These yields are extremely low on a historical basis, and could potentially leave investors subject to significant pricing risk if interest rates rise. We’ve seen some of this already, with interest rates rising during the latter end of February 2021, and the Canadian five-year bonds, for example, rising from 0.40% to approximately 0.90% during that same month.

Bond holders see the impact for every 1% rise in interest rates; in these cases, we would expect a 1% decline in the price value of the bond for every year until it matures, which is referred to as its duration. On a five-year Canadian government bond, we would expect then that the bond could lose 0.50% for every year of duration, in response to a 0.50% move upwards on interest rates. That means we anticipate that holders of those bonds lost more than 2.00% alone during the month of February 2021.

Understanding ETF Yields

Adding further confusion for investors is the fact that there is a significant gap between the current yields being reported by many ETFs (that is, the yield based on most recent distributions) versus the yield being generated by the portfolio on a go-forward basis, which is typically referred to as the yield-to-maturity.

+ + + + + + +

Work to complete —
(a) List each distinct percentage figure that appears in the passage on bond yields.
(b) From the passage on bond yields, reproduce word for word the part that opens with the words containing "Understanding ETF Yields" and closes with "as the yield-to-maturity.".
Work only from the passage on bond yields.

Material —
+ + + + + + +

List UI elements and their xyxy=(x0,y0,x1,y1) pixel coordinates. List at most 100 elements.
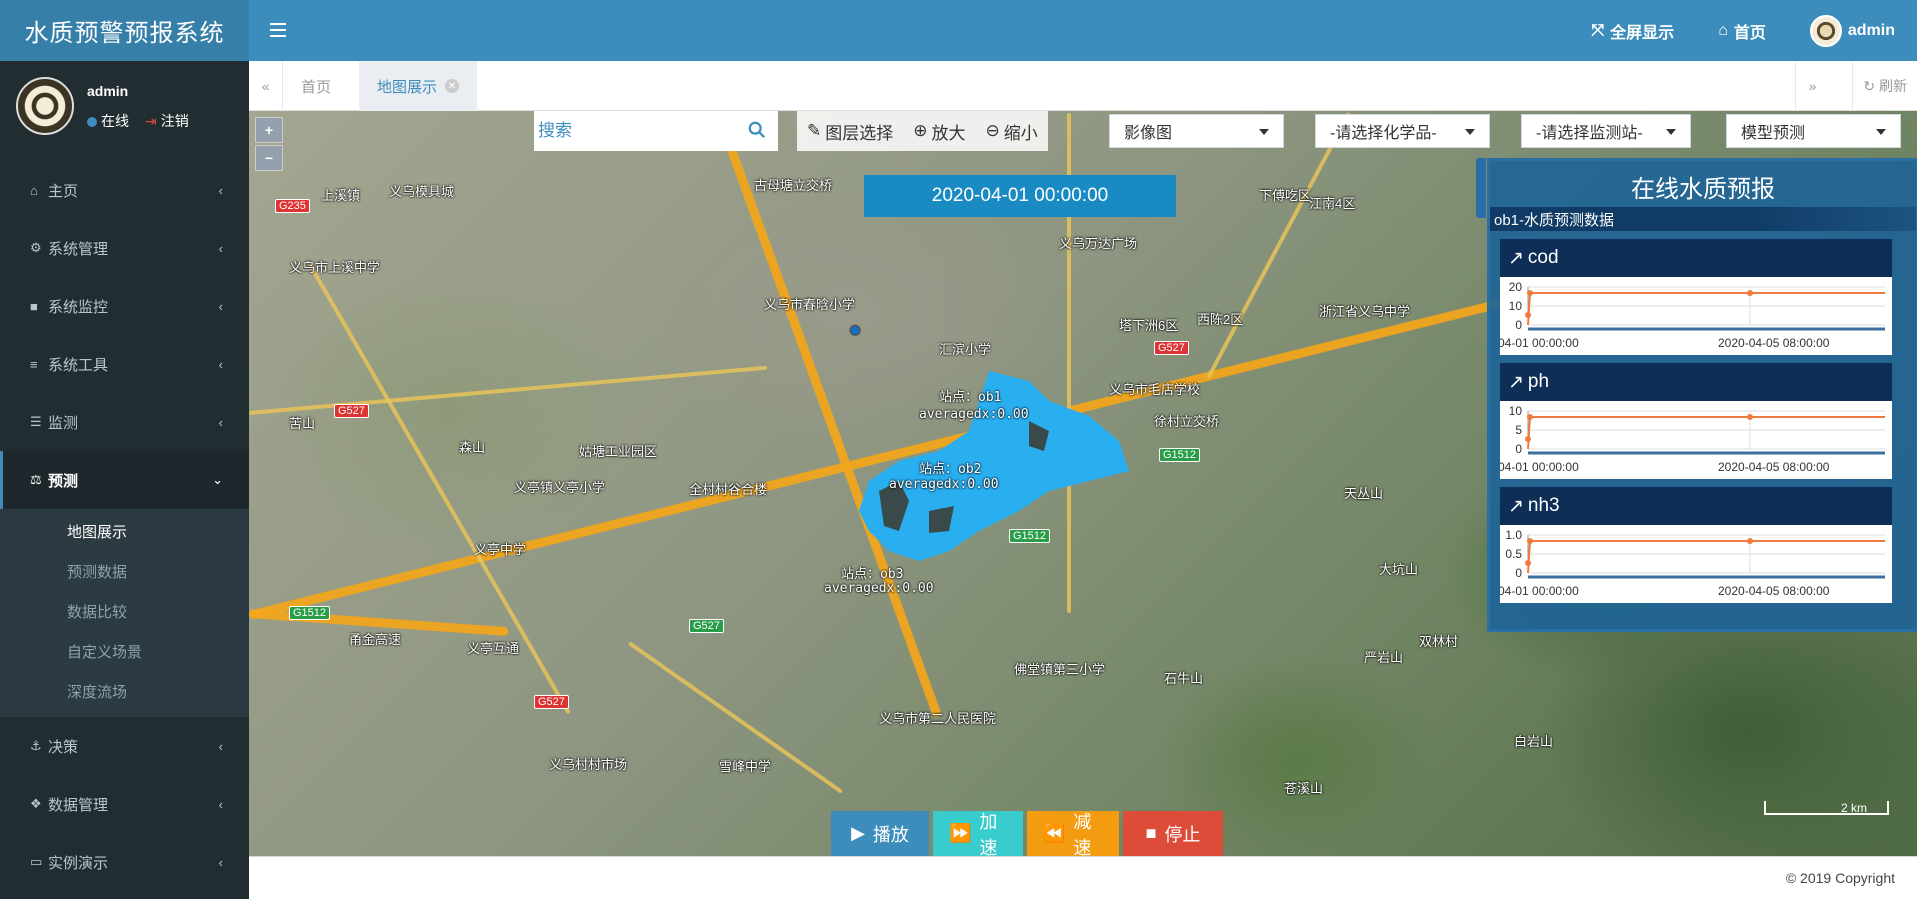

+ + + + + + +

Solutions per task —
(a) 0.40%, 0.90%, 1%, 0.50%, 2.00%

(b)
Understanding ETF Yields

Adding further confusion for investors is the fact that there is a significant gap between the current yields being reported by many ETFs (that is, the yield based on most recent distributions) versus the yield being generated by the portfolio on a go-forward basis, which is typically referred to as the yield-to-maturity.